Copy out the material below in full, but not its images.

— Begin Records —

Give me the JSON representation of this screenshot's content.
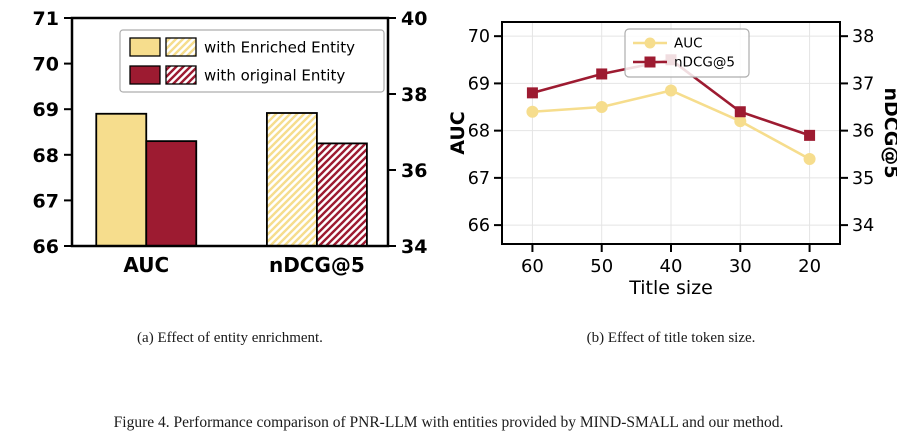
{
  "captions": {
    "a": "(a) Effect of entity enrichment.",
    "b": "(b) Effect of title token size."
  },
  "figure_caption": "Figure 4. Performance comparison of PNR-LLM with entities provided by MIND-SMALL and our method.",
  "colors": {
    "enriched_yellow": "#F6DD8D",
    "original_red": "#9D1B31",
    "axis_black": "#000000",
    "legend_border_gray": "#ADADAD",
    "grid_gray": "#E4E4E4"
  },
  "chart_data": [
    {
      "type": "bar",
      "categories": [
        "AUC",
        "nDCG@5"
      ],
      "left_axis": {
        "ticks": [
          66,
          67,
          68,
          69,
          70,
          71
        ],
        "range": [
          66,
          71
        ],
        "applies_to": "AUC"
      },
      "right_axis": {
        "ticks": [
          34,
          36,
          38,
          40
        ],
        "range": [
          34,
          40
        ],
        "applies_to": "nDCG@5"
      },
      "series": [
        {
          "name": "with Enriched Entity",
          "color": "#F6DD8D",
          "values": [
            68.9,
            37.5
          ],
          "hatch": [
            false,
            true
          ]
        },
        {
          "name": "with original Entity",
          "color": "#9D1B31",
          "values": [
            68.3,
            36.7
          ],
          "hatch": [
            false,
            true
          ]
        }
      ],
      "legend_position": "upper center",
      "grid": false
    },
    {
      "type": "line",
      "xlabel": "Title size",
      "x_ticks": [
        60,
        50,
        40,
        30,
        20
      ],
      "left_axis": {
        "label": "AUC",
        "ticks": [
          66,
          67,
          68,
          69,
          70
        ],
        "range": [
          65.6,
          70.3
        ]
      },
      "right_axis": {
        "label": "nDCG@5",
        "ticks": [
          34,
          35,
          36,
          37,
          38
        ],
        "range": [
          33.6,
          38.3
        ]
      },
      "series": [
        {
          "name": "AUC",
          "axis": "left",
          "marker": "circle",
          "color": "#F6DD8D",
          "values": [
            68.4,
            68.5,
            68.85,
            68.2,
            67.4
          ]
        },
        {
          "name": "nDCG@5",
          "axis": "right",
          "marker": "square",
          "color": "#9D1B31",
          "values": [
            36.8,
            37.2,
            37.5,
            36.4,
            35.9
          ]
        }
      ],
      "legend_position": "upper right",
      "grid": true
    }
  ]
}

— End Records —

## Complete answer
Give me the JSON representation of this screenshot's content.
{
  "captions": {
    "a": "(a) Effect of entity enrichment.",
    "b": "(b) Effect of title token size."
  },
  "figure_caption": "Figure 4. Performance comparison of PNR-LLM with entities provided by MIND-SMALL and our method.",
  "colors": {
    "enriched_yellow": "#F6DD8D",
    "original_red": "#9D1B31",
    "axis_black": "#000000",
    "legend_border_gray": "#ADADAD",
    "grid_gray": "#E4E4E4"
  },
  "chart_data": [
    {
      "type": "bar",
      "categories": [
        "AUC",
        "nDCG@5"
      ],
      "left_axis": {
        "ticks": [
          66,
          67,
          68,
          69,
          70,
          71
        ],
        "range": [
          66,
          71
        ],
        "applies_to": "AUC"
      },
      "right_axis": {
        "ticks": [
          34,
          36,
          38,
          40
        ],
        "range": [
          34,
          40
        ],
        "applies_to": "nDCG@5"
      },
      "series": [
        {
          "name": "with Enriched Entity",
          "color": "#F6DD8D",
          "values": [
            68.9,
            37.5
          ],
          "hatch": [
            false,
            true
          ]
        },
        {
          "name": "with original Entity",
          "color": "#9D1B31",
          "values": [
            68.3,
            36.7
          ],
          "hatch": [
            false,
            true
          ]
        }
      ],
      "legend_position": "upper center",
      "grid": false
    },
    {
      "type": "line",
      "xlabel": "Title size",
      "x_ticks": [
        60,
        50,
        40,
        30,
        20
      ],
      "left_axis": {
        "label": "AUC",
        "ticks": [
          66,
          67,
          68,
          69,
          70
        ],
        "range": [
          65.6,
          70.3
        ]
      },
      "right_axis": {
        "label": "nDCG@5",
        "ticks": [
          34,
          35,
          36,
          37,
          38
        ],
        "range": [
          33.6,
          38.3
        ]
      },
      "series": [
        {
          "name": "AUC",
          "axis": "left",
          "marker": "circle",
          "color": "#F6DD8D",
          "values": [
            68.4,
            68.5,
            68.85,
            68.2,
            67.4
          ]
        },
        {
          "name": "nDCG@5",
          "axis": "right",
          "marker": "square",
          "color": "#9D1B31",
          "values": [
            36.8,
            37.2,
            37.5,
            36.4,
            35.9
          ]
        }
      ],
      "legend_position": "upper right",
      "grid": true
    }
  ]
}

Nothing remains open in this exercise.